Look through the material below. Copy every line with the string "chargeService" in it.
───── Records provided
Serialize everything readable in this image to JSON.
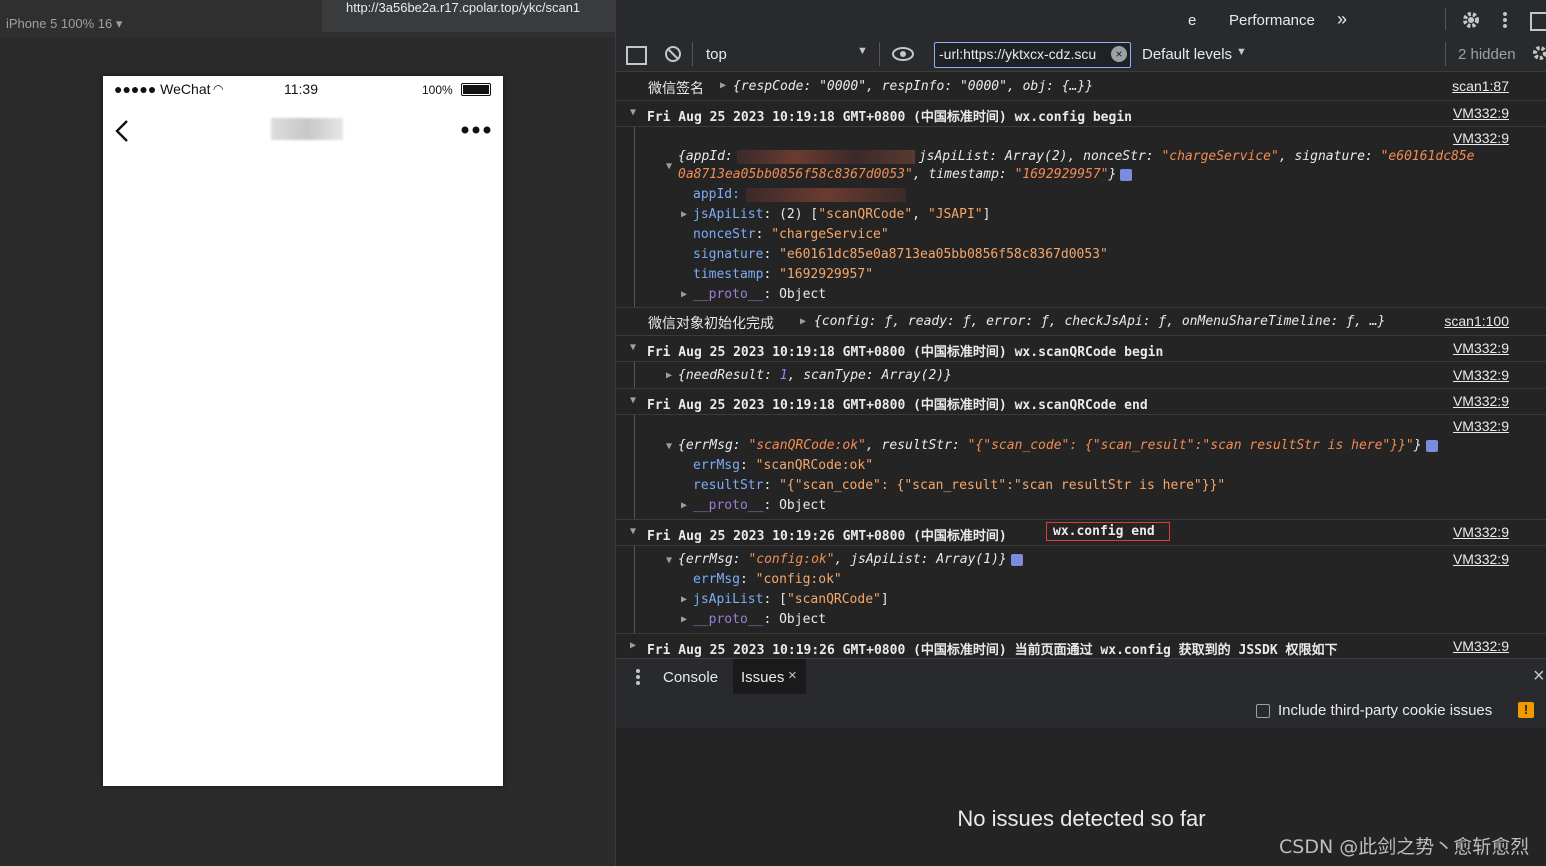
{
  "device_toolbar": {
    "label": "iPhone 5  100%  16 ▾",
    "url": "http://3a56be2a.r17.cpolar.top/ykc/scan1"
  },
  "phone": {
    "carrier": "●●●●● WeChat",
    "time": "11:39",
    "battery": "100%",
    "back_icon": "chevron-left-icon",
    "more_icon": "more-dots-icon"
  },
  "devtools": {
    "tabs": {
      "partial": "e",
      "performance": "Performance",
      "more": "»"
    },
    "toolbar": {
      "context": "top",
      "filter_value": "-url:https://yktxcx-cdz.scu",
      "levels": "Default levels",
      "hidden": "2 hidden"
    },
    "console": {
      "r1": {
        "msg": "微信签名",
        "obj": "{respCode: \"0000\", respInfo: \"0000\", obj: {…}}",
        "src": "scan1:87"
      },
      "r2": {
        "msg": "Fri Aug 25 2023 10:19:18 GMT+0800 (中国标准时间) wx.config begin",
        "src": "VM332:9"
      },
      "r3": {
        "src": "VM332:9",
        "line1a": "{appId:",
        "line1b": "jsApiList: Array(2), nonceStr: ",
        "line1c": "\"chargeService\"",
        "line1d": ", signature: ",
        "line1e": "\"e60161dc85e",
        "line2a": "0a8713ea05bb0856f58c8367d0053\"",
        "line2b": ", timestamp: ",
        "line2c": "\"1692929957\"",
        "line2d": "}",
        "appId": "appId:",
        "jsApiList_key": "jsApiList",
        "jsApiList_val": ": (2) [",
        "jsApiList_s1": "\"scanQRCode\"",
        "jsApiList_s2": "\"JSAPI\"",
        "nonceStr_key": "nonceStr",
        "nonceStr_val": "\"chargeService\"",
        "signature_key": "signature",
        "signature_val": "\"e60161dc85e0a8713ea05bb0856f58c8367d0053\"",
        "timestamp_key": "timestamp",
        "timestamp_val": "\"1692929957\"",
        "proto_key": "__proto__",
        "proto_val": "Object"
      },
      "r4": {
        "msg": "微信对象初始化完成",
        "obj": "{config: ƒ, ready: ƒ, error: ƒ, checkJsApi: ƒ, onMenuShareTimeline: ƒ, …}",
        "src": "scan1:100"
      },
      "r5": {
        "msg": "Fri Aug 25 2023 10:19:18 GMT+0800 (中国标准时间) wx.scanQRCode begin",
        "src": "VM332:9"
      },
      "r6": {
        "a": "{needResult: ",
        "b": "1",
        "c": ", scanType: Array(2)}",
        "src": "VM332:9"
      },
      "r7": {
        "msg": "Fri Aug 25 2023 10:19:18 GMT+0800 (中国标准时间) wx.scanQRCode end",
        "src": "VM332:9"
      },
      "r8": {
        "src": "VM332:9",
        "a": "{errMsg: ",
        "b": "\"scanQRCode:ok\"",
        "c": ", resultStr: ",
        "d": "\"{\"scan_code\": {\"scan_result\":\"scan resultStr is here\"}}\"",
        "e": "}",
        "errMsg_key": "errMsg",
        "errMsg_val": "\"scanQRCode:ok\"",
        "resultStr_key": "resultStr",
        "resultStr_val": "\"{\"scan_code\": {\"scan_result\":\"scan resultStr is here\"}}\"",
        "proto_key": "__proto__",
        "proto_val": "Object"
      },
      "r9": {
        "msg_a": "Fri Aug 25 2023 10:19:26 GMT+0800 (中国标准时间)",
        "msg_b": "wx.config end",
        "src": "VM332:9"
      },
      "r10": {
        "src": "VM332:9",
        "a": "{errMsg: ",
        "b": "\"config:ok\"",
        "c": ", jsApiList: Array(1)}",
        "errMsg_key": "errMsg",
        "errMsg_val": "\"config:ok\"",
        "jsApiList_key": "jsApiList",
        "jsApiList_a": ": [",
        "jsApiList_s": "\"scanQRCode\"",
        "jsApiList_b": "]",
        "proto_key": "__proto__",
        "proto_val": "Object"
      },
      "r11": {
        "msg": "Fri Aug 25 2023 10:19:26 GMT+0800 (中国标准时间) 当前页面通过 wx.config 获取到的 JSSDK 权限如下",
        "src": "VM332:9"
      }
    },
    "drawer": {
      "console_tab": "Console",
      "issues_tab": "Issues",
      "close": "×",
      "third_party": "Include third-party cookie issues",
      "empty": "No issues detected so far"
    }
  },
  "watermark": "CSDN @此剑之势丶愈斩愈烈"
}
──────────
_Final result_
        "line1c": "\"chargeService\"",
        "nonceStr_val": "\"chargeService\"",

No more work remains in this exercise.